■ Do this
Locate the line that contains "Convert this document image to plain text.". Reproduce it and all following lines up to the end of the material, exactly and with nothing added.

━━━ Records to process ━━━

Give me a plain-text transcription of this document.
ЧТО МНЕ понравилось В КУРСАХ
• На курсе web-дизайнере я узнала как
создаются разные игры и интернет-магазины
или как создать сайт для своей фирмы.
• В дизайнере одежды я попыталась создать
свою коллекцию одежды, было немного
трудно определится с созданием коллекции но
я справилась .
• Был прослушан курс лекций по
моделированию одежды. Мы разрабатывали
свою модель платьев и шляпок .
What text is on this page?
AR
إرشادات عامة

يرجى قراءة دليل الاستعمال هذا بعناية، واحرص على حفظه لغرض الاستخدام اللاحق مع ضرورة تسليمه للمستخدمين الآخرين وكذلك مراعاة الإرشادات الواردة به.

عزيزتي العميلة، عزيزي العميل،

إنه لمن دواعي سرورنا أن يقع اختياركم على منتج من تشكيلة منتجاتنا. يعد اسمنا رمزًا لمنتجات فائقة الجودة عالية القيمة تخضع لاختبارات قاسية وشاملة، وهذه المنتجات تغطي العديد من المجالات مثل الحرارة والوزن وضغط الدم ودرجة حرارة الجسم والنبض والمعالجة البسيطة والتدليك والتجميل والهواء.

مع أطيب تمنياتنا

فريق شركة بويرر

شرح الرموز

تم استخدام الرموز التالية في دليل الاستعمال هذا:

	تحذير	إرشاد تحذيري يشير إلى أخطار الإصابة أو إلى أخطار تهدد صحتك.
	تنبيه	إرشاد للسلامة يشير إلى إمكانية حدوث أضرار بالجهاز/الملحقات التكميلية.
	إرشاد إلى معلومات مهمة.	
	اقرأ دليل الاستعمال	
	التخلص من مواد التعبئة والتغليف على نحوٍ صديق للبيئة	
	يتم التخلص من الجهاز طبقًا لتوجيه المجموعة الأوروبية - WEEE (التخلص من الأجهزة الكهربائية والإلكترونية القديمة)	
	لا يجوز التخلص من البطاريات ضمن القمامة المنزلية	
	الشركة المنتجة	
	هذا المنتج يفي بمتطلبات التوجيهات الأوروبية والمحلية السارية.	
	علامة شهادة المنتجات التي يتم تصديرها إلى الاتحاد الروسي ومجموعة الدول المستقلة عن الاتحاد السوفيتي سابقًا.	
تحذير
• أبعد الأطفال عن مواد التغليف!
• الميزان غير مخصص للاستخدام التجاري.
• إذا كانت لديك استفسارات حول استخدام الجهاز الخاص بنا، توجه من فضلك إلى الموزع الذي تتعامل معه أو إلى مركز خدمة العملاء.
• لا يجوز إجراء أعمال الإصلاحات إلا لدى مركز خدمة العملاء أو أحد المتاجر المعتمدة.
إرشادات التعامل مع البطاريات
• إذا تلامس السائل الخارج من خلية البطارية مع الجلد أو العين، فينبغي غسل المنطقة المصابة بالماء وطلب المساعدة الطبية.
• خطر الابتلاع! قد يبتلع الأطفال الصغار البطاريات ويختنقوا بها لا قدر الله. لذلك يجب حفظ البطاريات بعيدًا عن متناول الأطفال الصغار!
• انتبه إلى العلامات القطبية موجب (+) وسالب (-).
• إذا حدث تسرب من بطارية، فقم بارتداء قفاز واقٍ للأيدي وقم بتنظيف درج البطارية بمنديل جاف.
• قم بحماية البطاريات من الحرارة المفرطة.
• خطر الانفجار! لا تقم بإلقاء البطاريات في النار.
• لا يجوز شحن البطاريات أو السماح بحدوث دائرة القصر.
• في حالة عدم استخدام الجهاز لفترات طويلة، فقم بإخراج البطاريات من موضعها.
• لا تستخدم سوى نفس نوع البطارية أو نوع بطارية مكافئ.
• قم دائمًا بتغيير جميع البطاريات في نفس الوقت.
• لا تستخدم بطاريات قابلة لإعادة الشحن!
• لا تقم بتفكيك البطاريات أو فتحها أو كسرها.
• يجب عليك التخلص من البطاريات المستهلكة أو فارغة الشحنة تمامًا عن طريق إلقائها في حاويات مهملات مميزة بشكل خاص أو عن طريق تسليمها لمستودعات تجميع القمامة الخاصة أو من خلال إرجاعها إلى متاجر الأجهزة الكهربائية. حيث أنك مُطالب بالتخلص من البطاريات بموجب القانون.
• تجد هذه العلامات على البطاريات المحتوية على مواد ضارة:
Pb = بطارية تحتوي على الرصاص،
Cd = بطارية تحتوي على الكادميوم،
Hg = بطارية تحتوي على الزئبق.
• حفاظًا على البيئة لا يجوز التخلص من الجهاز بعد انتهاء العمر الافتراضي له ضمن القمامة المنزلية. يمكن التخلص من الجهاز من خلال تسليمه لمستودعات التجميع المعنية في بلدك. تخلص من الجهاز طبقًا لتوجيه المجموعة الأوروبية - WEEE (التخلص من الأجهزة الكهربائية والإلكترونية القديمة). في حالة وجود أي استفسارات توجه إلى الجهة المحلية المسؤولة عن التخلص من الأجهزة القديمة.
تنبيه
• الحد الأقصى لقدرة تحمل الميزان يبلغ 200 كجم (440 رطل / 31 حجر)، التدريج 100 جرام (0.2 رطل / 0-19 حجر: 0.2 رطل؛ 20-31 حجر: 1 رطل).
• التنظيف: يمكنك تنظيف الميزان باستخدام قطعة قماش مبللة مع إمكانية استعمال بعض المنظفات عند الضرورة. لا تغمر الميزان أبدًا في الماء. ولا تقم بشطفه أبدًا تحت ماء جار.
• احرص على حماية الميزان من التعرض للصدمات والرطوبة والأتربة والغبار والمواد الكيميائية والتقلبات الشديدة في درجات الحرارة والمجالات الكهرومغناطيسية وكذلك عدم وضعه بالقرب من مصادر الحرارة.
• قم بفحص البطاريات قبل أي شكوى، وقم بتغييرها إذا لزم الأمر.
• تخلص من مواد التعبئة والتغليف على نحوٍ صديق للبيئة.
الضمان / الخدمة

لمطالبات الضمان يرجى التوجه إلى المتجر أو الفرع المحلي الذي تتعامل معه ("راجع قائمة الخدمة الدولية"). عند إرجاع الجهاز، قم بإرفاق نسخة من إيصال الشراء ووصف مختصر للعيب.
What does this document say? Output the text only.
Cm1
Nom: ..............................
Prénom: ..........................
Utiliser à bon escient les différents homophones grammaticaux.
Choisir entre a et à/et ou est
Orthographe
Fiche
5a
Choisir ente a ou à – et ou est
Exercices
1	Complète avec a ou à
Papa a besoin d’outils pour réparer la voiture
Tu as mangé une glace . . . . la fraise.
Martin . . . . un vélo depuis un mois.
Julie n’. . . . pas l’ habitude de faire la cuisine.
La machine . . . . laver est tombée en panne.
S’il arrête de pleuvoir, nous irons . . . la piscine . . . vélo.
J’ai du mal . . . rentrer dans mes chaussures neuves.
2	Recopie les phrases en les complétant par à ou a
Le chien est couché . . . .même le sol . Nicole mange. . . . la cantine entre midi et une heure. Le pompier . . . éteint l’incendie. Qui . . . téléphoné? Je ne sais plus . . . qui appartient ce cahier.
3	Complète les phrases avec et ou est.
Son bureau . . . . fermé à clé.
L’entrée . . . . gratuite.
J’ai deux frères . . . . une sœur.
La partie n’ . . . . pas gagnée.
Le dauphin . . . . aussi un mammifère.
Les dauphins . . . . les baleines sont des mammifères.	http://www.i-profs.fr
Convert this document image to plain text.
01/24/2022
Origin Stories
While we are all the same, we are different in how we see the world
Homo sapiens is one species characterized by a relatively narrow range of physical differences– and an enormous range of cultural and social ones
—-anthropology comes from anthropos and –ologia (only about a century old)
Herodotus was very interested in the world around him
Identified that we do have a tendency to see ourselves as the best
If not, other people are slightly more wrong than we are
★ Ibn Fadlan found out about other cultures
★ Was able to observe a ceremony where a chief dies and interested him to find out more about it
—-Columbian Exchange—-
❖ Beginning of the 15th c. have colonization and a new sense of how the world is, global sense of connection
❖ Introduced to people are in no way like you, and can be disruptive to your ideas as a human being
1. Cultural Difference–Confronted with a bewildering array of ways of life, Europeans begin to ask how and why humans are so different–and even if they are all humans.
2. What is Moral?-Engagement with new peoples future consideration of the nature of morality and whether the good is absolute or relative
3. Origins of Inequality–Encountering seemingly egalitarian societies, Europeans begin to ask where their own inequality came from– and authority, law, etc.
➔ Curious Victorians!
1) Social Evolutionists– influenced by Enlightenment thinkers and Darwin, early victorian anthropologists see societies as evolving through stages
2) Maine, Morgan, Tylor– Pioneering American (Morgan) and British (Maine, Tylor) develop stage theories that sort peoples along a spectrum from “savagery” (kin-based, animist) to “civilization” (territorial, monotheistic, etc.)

━━━

■ Answer to this exercise
Convert this document image to plain text.
01/24/2022
Origin Stories
While we are all the same, we are different in how we see the world
Homo sapiens is one species characterized by a relatively narrow range of physical differences– and an enormous range of cultural and social ones
—-anthropology comes from anthropos and –ologia (only about a century old)
Herodotus was very interested in the world around him
Identified that we do have a tendency to see ourselves as the best
If not, other people are slightly more wrong than we are
★ Ibn Fadlan found out about other cultures
★ Was able to observe a ceremony where a chief dies and interested him to find out more about it
—-Columbian Exchange—-
❖ Beginning of the 15th c. have colonization and a new sense of how the world is, global sense of connection
❖ Introduced to people are in no way like you, and can be disruptive to your ideas as a human being
1. Cultural Difference–Confronted with a bewildering array of ways of life, Europeans begin to ask how and why humans are so different–and even if they are all humans.
2. What is Moral?-Engagement with new peoples future consideration of the nature of morality and whether the good is absolute or relative
3. Origins of Inequality–Encountering seemingly egalitarian societies, Europeans begin to ask where their own inequality came from– and authority, law, etc.
➔ Curious Victorians!
1) Social Evolutionists– influenced by Enlightenment thinkers and Darwin, early victorian anthropologists see societies as evolving through stages
2) Maine, Morgan, Tylor– Pioneering American (Morgan) and British (Maine, Tylor) develop stage theories that sort peoples along a spectrum from “savagery” (kin-based, animist) to “civilization” (territorial, monotheistic, etc.)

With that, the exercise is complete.